### Objective
Give the number of lines in the listing below that include the word "title", with nothing more.

### Items
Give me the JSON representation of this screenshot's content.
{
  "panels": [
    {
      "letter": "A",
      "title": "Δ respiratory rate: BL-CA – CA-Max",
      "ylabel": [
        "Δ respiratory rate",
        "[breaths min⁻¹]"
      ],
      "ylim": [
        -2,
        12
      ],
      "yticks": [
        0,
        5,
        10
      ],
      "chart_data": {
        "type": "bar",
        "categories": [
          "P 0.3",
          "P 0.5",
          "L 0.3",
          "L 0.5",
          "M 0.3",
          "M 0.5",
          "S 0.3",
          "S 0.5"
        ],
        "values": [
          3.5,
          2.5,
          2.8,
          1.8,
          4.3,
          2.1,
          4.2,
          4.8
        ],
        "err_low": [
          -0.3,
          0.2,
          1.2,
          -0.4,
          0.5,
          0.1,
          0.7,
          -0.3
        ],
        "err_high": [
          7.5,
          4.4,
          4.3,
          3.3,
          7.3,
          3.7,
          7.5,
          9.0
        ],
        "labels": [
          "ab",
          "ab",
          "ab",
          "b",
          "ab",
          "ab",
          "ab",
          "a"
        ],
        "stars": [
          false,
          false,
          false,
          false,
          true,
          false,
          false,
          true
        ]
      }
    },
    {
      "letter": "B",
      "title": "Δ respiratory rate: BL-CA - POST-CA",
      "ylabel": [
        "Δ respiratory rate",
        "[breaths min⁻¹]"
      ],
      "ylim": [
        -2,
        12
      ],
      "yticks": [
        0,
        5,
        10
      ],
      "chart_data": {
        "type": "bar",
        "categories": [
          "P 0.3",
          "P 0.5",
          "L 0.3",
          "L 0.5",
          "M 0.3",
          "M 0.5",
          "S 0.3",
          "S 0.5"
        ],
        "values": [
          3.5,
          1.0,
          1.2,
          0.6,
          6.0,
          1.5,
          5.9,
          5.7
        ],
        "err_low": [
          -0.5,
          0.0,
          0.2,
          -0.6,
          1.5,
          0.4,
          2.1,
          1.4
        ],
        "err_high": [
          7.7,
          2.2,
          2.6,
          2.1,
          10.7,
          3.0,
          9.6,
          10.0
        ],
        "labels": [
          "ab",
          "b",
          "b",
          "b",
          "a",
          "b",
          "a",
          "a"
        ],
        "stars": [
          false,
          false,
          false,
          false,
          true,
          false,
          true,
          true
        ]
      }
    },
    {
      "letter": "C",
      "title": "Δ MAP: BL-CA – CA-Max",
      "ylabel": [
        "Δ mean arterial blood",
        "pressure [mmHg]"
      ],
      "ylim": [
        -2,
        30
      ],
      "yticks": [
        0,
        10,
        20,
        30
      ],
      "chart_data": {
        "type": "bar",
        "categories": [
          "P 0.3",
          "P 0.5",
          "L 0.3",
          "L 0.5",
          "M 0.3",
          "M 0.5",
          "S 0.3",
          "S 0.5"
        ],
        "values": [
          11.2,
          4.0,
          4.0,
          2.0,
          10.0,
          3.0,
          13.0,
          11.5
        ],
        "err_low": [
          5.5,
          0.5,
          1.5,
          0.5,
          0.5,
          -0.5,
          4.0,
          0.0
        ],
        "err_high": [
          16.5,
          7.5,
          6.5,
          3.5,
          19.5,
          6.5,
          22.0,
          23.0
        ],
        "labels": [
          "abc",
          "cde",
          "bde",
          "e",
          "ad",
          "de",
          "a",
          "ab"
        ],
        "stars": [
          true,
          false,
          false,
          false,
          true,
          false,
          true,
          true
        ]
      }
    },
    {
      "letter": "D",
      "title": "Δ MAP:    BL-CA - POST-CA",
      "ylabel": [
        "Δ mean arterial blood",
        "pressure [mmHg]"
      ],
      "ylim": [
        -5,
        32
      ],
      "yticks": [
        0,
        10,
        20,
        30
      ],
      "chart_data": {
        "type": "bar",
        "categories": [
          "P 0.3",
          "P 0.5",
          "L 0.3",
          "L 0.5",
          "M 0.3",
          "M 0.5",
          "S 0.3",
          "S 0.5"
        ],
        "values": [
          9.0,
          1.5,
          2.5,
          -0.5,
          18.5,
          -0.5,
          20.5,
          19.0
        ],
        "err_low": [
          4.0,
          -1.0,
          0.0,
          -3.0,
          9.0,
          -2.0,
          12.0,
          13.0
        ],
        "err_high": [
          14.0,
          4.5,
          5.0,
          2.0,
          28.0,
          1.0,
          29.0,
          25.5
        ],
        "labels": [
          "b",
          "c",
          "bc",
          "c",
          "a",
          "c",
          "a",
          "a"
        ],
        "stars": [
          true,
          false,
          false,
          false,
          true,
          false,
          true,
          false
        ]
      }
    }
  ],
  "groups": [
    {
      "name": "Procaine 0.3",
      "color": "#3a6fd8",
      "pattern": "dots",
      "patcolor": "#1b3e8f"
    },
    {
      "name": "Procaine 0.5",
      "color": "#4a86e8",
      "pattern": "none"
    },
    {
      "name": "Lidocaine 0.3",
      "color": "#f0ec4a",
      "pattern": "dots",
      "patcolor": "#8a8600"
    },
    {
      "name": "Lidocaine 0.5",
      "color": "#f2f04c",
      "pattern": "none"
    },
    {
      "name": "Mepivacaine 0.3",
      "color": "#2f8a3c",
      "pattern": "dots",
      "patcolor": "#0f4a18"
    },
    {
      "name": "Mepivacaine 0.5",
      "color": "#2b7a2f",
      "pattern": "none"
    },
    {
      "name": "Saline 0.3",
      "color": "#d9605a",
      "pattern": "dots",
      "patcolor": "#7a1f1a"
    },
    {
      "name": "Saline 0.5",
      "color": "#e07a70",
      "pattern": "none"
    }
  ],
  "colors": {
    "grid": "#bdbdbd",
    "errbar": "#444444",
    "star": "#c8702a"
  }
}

### Exercise answer
4